>> START Excerpted records

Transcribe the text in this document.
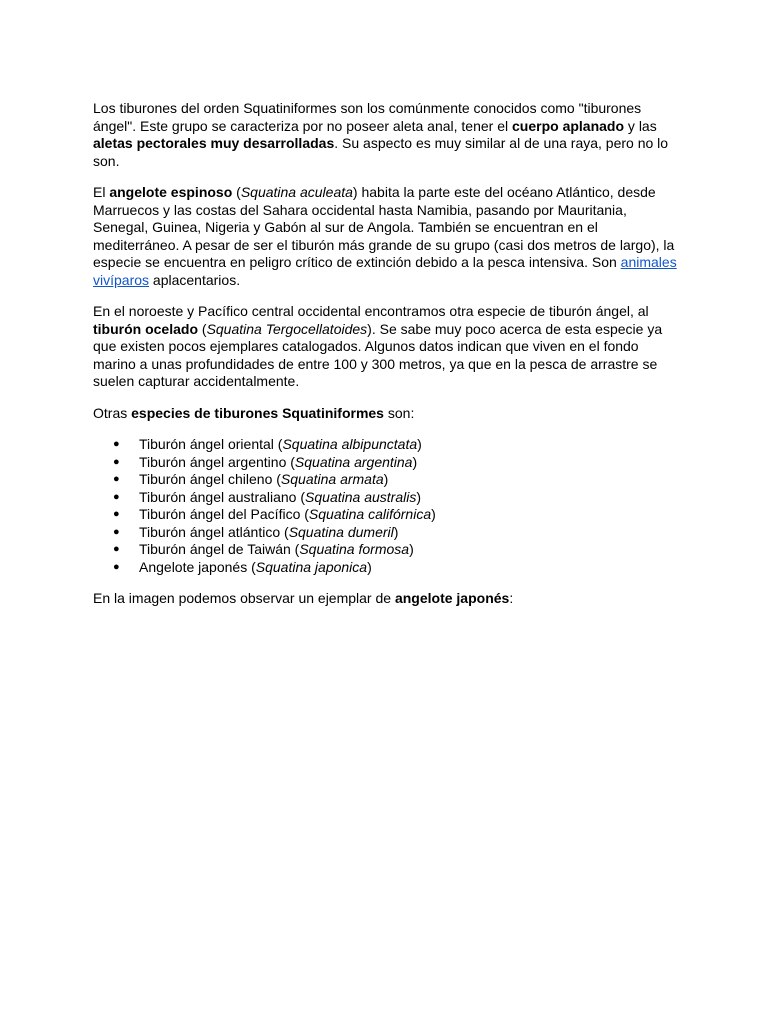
Los tiburones del orden Squatiniformes son los comúnmente conocidos como "tiburones ángel". Este grupo se caracteriza por no poseer aleta anal, tener el cuerpo aplanado y las aletas pectorales muy desarrolladas. Su aspecto es muy similar al de una raya, pero no lo son.

El angelote espinoso (Squatina aculeata) habita la parte este del océano Atlántico, desde Marruecos y las costas del Sahara occidental hasta Namibia, pasando por Mauritania, Senegal, Guinea, Nigeria y Gabón al sur de Angola. También se encuentran en el mediterráneo. A pesar de ser el tiburón más grande de su grupo (casi dos metros de largo), la especie se encuentra en peligro crítico de extinción debido a la pesca intensiva. Son animales vivíparos aplacentarios.

En el noroeste y Pacífico central occidental encontramos otra especie de tiburón ángel, al tiburón ocelado (Squatina Tergocellatoides). Se sabe muy poco acerca de esta especie ya que existen pocos ejemplares catalogados. Algunos datos indican que viven en el fondo marino a unas profundidades de entre 100 y 300 metros, ya que en la pesca de arrastre se suelen capturar accidentalmente.

Otras especies de tiburones Squatiniformes son:

● Tiburón ángel oriental (Squatina albipunctata)
● Tiburón ángel argentino (Squatina argentina)
● Tiburón ángel chileno (Squatina armata)
● Tiburón ángel australiano (Squatina australis)
● Tiburón ángel del Pacífico (Squatina califórnica)
● Tiburón ángel atlántico (Squatina dumeril)
● Tiburón ángel de Taiwán (Squatina formosa)
● Angelote japonés (Squatina japonica)

En la imagen podemos observar un ejemplar de angelote japonés:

>> END Excerpted records

Problem to work on => Every line should be retyped exactly, with the pictures omitted.

Exercise result =>
Transcribe the text in this document.
Los tiburones del orden Squatiniformes son los comúnmente conocidos como "tiburones ángel". Este grupo se caracteriza por no poseer aleta anal, tener el cuerpo aplanado y las aletas pectorales muy desarrolladas. Su aspecto es muy similar al de una raya, pero no lo son.

El angelote espinoso (Squatina aculeata) habita la parte este del océano Atlántico, desde Marruecos y las costas del Sahara occidental hasta Namibia, pasando por Mauritania, Senegal, Guinea, Nigeria y Gabón al sur de Angola. También se encuentran en el mediterráneo. A pesar de ser el tiburón más grande de su grupo (casi dos metros de largo), la especie se encuentra en peligro crítico de extinción debido a la pesca intensiva. Son animales vivíparos aplacentarios.

En el noroeste y Pacífico central occidental encontramos otra especie de tiburón ángel, al tiburón ocelado (Squatina Tergocellatoides). Se sabe muy poco acerca de esta especie ya que existen pocos ejemplares catalogados. Algunos datos indican que viven en el fondo marino a unas profundidades de entre 100 y 300 metros, ya que en la pesca de arrastre se suelen capturar accidentalmente.

Otras especies de tiburones Squatiniformes son:

● Tiburón ángel oriental (Squatina albipunctata)
● Tiburón ángel argentino (Squatina argentina)
● Tiburón ángel chileno (Squatina armata)
● Tiburón ángel australiano (Squatina australis)
● Tiburón ángel del Pacífico (Squatina califórnica)
● Tiburón ángel atlántico (Squatina dumeril)
● Tiburón ángel de Taiwán (Squatina formosa)
● Angelote japonés (Squatina japonica)

En la imagen podemos observar un ejemplar de angelote japonés:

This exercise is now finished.